● Short task
Gather each line of the records where "Nassau" appears.

++++++++++++++++++++

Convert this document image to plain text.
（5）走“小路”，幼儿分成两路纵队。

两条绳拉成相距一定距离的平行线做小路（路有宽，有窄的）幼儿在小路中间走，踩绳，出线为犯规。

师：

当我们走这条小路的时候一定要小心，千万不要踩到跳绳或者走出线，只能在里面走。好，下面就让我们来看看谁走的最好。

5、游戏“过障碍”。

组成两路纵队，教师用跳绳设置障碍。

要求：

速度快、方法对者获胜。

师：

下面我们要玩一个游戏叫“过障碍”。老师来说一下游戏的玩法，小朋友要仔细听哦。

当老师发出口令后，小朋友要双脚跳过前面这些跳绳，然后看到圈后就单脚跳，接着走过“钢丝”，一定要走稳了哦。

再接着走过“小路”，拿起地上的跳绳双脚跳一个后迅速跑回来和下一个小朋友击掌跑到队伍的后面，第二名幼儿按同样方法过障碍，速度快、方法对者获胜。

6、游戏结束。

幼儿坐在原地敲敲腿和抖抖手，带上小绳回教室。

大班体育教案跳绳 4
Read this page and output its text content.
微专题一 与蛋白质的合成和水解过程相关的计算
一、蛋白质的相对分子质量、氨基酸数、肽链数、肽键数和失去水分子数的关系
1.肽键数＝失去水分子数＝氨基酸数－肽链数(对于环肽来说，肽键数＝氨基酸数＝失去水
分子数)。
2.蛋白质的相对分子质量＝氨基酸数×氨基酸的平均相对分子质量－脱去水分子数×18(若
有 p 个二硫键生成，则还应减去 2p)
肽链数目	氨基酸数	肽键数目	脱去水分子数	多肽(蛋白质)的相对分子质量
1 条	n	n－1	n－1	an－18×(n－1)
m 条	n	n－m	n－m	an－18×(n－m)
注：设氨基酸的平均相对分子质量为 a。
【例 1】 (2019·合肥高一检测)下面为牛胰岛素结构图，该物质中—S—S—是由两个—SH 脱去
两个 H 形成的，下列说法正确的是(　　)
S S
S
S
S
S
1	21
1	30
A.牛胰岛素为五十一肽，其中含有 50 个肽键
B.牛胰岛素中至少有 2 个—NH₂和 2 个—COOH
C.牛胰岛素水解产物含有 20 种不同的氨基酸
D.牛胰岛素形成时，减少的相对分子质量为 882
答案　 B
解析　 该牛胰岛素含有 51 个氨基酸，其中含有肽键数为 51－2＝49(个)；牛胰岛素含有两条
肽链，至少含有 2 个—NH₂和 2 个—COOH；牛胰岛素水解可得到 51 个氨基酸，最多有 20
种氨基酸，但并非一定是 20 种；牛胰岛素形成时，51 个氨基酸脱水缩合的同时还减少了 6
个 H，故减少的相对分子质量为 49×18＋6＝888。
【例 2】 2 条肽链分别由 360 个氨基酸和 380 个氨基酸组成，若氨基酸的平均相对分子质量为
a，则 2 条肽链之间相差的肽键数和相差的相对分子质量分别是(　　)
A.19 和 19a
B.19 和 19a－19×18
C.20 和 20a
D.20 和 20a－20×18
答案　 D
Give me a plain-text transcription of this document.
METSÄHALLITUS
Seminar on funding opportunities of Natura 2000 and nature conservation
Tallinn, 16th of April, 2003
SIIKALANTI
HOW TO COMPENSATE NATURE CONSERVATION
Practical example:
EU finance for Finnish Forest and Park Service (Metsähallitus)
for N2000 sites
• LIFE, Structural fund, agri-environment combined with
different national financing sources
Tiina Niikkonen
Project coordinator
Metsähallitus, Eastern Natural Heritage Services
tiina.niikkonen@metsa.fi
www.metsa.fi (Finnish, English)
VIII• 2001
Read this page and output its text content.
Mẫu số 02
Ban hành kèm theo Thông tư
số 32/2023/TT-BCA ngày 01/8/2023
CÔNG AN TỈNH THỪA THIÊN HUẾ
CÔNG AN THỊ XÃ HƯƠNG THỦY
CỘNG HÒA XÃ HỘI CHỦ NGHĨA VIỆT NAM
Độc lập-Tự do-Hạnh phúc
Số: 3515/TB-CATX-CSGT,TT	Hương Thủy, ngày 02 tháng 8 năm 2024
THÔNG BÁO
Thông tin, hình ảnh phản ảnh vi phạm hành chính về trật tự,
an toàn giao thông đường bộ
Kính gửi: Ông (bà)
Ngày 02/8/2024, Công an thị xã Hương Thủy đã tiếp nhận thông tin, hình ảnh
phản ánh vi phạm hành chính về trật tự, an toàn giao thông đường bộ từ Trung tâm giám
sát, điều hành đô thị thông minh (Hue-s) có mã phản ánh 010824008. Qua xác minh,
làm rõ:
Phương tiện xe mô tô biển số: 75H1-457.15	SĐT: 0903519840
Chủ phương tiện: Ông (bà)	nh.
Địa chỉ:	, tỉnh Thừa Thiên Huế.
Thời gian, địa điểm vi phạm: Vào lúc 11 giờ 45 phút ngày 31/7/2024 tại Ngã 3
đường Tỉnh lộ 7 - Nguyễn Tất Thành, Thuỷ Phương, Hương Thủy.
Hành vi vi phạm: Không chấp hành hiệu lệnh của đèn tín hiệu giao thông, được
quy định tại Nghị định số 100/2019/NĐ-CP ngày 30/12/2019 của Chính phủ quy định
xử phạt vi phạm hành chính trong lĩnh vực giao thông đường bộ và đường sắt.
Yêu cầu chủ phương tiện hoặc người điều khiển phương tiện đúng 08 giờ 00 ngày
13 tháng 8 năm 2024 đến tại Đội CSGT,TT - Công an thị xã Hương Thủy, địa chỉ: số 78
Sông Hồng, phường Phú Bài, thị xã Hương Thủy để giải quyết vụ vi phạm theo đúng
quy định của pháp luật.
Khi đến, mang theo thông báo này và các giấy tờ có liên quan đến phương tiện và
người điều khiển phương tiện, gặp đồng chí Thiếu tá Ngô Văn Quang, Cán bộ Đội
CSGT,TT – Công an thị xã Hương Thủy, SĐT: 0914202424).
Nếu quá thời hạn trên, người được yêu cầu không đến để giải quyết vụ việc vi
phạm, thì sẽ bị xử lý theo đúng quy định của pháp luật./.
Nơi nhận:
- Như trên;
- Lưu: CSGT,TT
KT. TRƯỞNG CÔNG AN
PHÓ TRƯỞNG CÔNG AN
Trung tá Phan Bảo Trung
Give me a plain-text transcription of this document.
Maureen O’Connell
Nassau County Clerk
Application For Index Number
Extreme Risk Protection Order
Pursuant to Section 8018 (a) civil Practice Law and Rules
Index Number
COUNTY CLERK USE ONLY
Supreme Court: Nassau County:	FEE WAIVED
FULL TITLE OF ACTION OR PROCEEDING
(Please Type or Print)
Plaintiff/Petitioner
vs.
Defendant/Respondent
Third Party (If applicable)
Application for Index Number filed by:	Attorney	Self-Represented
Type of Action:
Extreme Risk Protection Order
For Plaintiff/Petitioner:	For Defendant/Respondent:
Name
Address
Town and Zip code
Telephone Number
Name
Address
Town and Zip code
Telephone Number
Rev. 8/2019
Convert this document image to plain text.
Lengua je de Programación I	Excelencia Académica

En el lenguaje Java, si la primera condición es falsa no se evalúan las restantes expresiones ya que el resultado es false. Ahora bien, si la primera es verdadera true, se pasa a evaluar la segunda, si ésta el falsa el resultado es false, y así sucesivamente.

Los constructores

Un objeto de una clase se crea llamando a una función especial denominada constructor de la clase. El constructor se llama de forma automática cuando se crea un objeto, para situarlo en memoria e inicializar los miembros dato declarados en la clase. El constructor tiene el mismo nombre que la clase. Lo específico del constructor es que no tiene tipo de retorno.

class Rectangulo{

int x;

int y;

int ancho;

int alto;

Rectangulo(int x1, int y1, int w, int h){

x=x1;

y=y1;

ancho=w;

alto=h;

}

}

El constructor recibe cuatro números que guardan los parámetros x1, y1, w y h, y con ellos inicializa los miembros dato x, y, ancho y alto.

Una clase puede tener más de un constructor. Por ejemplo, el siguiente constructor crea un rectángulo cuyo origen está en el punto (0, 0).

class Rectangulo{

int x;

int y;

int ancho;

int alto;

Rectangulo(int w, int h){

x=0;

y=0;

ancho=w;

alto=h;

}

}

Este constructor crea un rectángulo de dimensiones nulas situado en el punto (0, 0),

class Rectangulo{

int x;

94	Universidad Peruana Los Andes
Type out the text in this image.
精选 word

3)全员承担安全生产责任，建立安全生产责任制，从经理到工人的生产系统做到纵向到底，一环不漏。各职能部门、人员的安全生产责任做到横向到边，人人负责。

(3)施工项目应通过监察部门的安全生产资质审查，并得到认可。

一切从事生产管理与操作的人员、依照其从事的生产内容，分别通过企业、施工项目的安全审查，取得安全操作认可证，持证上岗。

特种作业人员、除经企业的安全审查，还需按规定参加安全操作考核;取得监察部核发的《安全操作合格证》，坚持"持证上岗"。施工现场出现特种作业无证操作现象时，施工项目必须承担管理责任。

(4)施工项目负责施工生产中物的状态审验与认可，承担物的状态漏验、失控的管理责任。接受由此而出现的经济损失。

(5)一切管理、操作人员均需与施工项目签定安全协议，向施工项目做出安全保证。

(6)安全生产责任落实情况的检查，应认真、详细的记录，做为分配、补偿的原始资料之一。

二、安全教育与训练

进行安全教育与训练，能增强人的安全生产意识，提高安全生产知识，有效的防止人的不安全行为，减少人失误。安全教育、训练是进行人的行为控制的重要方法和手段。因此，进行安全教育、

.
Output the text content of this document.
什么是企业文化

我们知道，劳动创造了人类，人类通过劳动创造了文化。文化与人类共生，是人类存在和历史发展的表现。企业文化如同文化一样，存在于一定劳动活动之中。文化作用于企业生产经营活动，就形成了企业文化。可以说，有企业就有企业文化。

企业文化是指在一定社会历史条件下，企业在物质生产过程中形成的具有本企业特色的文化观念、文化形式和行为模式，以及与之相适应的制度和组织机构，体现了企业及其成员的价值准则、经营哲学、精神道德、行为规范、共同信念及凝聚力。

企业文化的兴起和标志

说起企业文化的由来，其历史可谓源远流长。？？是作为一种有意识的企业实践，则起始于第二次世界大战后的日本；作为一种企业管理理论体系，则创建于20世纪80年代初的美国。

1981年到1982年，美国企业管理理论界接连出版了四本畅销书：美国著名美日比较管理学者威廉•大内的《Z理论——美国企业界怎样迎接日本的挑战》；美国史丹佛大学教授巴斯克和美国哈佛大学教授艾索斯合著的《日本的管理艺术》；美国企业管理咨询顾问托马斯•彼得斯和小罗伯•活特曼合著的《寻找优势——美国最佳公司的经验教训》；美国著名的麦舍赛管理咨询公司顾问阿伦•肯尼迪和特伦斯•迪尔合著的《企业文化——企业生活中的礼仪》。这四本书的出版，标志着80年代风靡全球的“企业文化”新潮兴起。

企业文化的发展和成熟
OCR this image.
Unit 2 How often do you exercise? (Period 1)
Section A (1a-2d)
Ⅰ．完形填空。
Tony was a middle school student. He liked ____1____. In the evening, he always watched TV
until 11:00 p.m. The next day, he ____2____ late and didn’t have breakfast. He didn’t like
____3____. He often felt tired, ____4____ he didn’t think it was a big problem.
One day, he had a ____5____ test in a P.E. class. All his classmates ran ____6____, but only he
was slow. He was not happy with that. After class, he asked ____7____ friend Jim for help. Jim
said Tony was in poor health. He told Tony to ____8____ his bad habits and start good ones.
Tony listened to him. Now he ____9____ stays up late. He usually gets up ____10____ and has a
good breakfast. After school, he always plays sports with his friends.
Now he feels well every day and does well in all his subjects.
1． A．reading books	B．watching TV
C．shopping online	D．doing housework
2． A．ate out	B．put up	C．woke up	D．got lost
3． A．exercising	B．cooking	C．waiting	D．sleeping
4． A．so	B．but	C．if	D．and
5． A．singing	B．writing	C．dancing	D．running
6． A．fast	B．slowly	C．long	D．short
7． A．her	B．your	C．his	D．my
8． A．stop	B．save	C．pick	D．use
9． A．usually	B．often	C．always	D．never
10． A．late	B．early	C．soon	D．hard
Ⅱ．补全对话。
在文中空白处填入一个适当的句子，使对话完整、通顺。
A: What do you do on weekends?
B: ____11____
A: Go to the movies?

++++++++++++++++++++

● Exercise output
Nassau County Clerk
Supreme Court: Nassau County:	FEE WAIVED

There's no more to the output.